== Short exercise ==
Please restate the following records word for word.

== Material ==

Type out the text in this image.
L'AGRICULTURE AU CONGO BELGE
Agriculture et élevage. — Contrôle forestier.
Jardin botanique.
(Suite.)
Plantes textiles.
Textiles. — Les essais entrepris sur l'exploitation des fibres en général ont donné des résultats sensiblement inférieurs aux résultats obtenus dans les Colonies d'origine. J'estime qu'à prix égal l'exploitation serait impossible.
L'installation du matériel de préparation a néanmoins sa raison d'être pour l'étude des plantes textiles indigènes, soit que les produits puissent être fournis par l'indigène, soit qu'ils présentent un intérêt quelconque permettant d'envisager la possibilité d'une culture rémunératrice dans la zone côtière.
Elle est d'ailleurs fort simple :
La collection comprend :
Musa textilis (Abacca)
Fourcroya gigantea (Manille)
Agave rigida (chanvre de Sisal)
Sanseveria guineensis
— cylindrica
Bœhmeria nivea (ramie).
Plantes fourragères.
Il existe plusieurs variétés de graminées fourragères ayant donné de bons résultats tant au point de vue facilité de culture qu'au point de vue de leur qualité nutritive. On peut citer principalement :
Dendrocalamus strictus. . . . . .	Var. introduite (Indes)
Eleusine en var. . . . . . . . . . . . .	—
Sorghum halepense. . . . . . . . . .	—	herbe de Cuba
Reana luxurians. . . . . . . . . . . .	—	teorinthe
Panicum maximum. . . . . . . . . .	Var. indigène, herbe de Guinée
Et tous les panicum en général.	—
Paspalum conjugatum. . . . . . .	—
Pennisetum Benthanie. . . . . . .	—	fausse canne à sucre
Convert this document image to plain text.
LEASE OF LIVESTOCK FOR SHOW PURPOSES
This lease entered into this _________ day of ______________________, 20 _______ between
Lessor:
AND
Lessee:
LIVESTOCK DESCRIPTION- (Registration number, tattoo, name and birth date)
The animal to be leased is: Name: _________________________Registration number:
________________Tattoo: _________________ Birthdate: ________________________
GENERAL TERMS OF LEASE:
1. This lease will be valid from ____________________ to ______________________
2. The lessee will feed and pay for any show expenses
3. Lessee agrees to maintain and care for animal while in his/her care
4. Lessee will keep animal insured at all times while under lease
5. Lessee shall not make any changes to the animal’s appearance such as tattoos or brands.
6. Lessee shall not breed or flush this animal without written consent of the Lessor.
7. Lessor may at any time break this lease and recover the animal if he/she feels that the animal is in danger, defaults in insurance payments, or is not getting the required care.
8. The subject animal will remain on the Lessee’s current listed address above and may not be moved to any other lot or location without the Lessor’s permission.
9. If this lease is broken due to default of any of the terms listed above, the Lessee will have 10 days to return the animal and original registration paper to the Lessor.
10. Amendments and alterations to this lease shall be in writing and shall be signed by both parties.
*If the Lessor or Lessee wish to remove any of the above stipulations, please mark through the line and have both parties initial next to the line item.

== Result of this task ==
Type out the text in this image.
L'AGRICULTURE AU CONGO BELGE
Agriculture et élevage. — Contrôle forestier.
Jardin botanique.
(Suite.)
Plantes textiles.
Textiles. — Les essais entrepris sur l'exploitation des fibres en général ont donné des résultats sensiblement inférieurs aux résultats obtenus dans les Colonies d'origine. J'estime qu'à prix égal l'exploitation serait impossible.
L'installation du matériel de préparation a néanmoins sa raison d'être pour l'étude des plantes textiles indigènes, soit que les produits puissent être fournis par l'indigène, soit qu'ils présentent un intérêt quelconque permettant d'envisager la possibilité d'une culture rémunératrice dans la zone côtière.
Elle est d'ailleurs fort simple :
La collection comprend :
Musa textilis (Abacca)
Fourcroya gigantea (Manille)
Agave rigida (chanvre de Sisal)
Sanseveria guineensis
— cylindrica
Bœhmeria nivea (ramie).
Plantes fourragères.
Il existe plusieurs variétés de graminées fourragères ayant donné de bons résultats tant au point de vue facilité de culture qu'au point de vue de leur qualité nutritive. On peut citer principalement :
Dendrocalamus strictus. . . . . .	Var. introduite (Indes)
Eleusine en var. . . . . . . . . . . . .	—
Sorghum halepense. . . . . . . . . .	—	herbe de Cuba
Reana luxurians. . . . . . . . . . . .	—	teorinthe
Panicum maximum. . . . . . . . . .	Var. indigène, herbe de Guinée
Et tous les panicum en général.	—
Paspalum conjugatum. . . . . . .	—
Pennisetum Benthanie. . . . . . .	—	fausse canne à sucre
Convert this document image to plain text.
LEASE OF LIVESTOCK FOR SHOW PURPOSES
This lease entered into this _________ day of ______________________, 20 _______ between
Lessor:
AND
Lessee:
LIVESTOCK DESCRIPTION- (Registration number, tattoo, name and birth date)
The animal to be leased is: Name: _________________________Registration number:
________________Tattoo: _________________ Birthdate: ________________________
GENERAL TERMS OF LEASE:
1. This lease will be valid from ____________________ to ______________________
2. The lessee will feed and pay for any show expenses
3. Lessee agrees to maintain and care for animal while in his/her care
4. Lessee will keep animal insured at all times while under lease
5. Lessee shall not make any changes to the animal’s appearance such as tattoos or brands.
6. Lessee shall not breed or flush this animal without written consent of the Lessor.
7. Lessor may at any time break this lease and recover the animal if he/she feels that the animal is in danger, defaults in insurance payments, or is not getting the required care.
8. The subject animal will remain on the Lessee’s current listed address above and may not be moved to any other lot or location without the Lessor’s permission.
9. If this lease is broken due to default of any of the terms listed above, the Lessee will have 10 days to return the animal and original registration paper to the Lessor.
10. Amendments and alterations to this lease shall be in writing and shall be signed by both parties.
*If the Lessor or Lessee wish to remove any of the above stipulations, please mark through the line and have both parties initial next to the line item.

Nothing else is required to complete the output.